* Work to be completed
Copy out the rows below verbatim, from the first row through the line containing "title-main: Cu Cloudbase: [230, 6, 325, 22]", including both.
#### Data for this exercise
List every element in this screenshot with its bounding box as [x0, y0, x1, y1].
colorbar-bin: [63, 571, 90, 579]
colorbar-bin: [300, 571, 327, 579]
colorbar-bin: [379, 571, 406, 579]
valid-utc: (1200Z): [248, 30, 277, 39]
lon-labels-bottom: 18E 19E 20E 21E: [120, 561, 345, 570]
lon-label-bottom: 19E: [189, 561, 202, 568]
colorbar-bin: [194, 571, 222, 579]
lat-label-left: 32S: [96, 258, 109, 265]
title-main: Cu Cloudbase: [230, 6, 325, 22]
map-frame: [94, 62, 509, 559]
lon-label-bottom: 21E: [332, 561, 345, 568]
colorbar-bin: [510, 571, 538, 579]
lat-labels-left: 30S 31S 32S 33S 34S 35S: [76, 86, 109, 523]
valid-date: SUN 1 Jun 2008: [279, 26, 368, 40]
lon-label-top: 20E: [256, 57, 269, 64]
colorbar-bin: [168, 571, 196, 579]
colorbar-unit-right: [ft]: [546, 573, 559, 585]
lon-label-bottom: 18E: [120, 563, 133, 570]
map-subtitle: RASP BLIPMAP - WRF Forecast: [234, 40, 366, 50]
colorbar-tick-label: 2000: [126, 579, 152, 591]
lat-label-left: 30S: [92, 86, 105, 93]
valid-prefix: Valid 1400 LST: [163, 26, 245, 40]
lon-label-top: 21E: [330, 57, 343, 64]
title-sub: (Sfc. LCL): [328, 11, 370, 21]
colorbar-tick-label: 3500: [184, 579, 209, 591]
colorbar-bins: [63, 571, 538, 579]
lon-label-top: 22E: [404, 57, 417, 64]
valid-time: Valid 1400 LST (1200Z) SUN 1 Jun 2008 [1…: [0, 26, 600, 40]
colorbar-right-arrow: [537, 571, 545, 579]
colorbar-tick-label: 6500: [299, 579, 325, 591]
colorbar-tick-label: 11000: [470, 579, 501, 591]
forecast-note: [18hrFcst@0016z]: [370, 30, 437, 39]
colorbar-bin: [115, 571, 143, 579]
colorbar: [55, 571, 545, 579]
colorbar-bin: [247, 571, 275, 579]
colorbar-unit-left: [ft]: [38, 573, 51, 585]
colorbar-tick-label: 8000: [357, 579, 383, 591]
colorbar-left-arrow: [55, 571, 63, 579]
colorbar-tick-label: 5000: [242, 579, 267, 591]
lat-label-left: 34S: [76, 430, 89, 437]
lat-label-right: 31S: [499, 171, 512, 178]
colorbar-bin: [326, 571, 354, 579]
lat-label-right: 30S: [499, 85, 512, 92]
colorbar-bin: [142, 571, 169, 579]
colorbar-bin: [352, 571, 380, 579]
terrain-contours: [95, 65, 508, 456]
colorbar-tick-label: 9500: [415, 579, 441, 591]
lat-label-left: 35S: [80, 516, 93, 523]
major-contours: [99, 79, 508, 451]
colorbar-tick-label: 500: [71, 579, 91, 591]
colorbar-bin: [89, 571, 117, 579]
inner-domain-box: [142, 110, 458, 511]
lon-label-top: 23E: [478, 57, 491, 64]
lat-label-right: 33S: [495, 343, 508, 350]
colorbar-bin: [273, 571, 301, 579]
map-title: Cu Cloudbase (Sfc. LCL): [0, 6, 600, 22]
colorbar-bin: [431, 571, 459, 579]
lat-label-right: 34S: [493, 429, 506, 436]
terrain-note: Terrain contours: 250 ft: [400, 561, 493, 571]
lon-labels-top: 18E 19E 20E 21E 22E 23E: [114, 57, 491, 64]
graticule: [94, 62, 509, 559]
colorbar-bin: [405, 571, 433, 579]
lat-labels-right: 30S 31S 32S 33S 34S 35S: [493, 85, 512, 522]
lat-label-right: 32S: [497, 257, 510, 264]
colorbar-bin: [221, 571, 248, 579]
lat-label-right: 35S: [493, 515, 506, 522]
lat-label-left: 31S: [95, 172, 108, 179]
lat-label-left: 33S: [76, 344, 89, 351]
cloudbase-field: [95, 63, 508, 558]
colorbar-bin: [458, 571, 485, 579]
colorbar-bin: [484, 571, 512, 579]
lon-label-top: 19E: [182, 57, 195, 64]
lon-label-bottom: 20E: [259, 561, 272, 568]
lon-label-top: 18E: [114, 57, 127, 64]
########
* Solution
List every element in this screenshot with its bounding box as [x0, y0, x1, y1].
colorbar-bin: [63, 571, 90, 579]
colorbar-bin: [300, 571, 327, 579]
colorbar-bin: [379, 571, 406, 579]
valid-utc: (1200Z): [248, 30, 277, 39]
lon-labels-bottom: 18E 19E 20E 21E: [120, 561, 345, 570]
lon-label-bottom: 19E: [189, 561, 202, 568]
colorbar-bin: [194, 571, 222, 579]
lat-label-left: 32S: [96, 258, 109, 265]
title-main: Cu Cloudbase: [230, 6, 325, 22]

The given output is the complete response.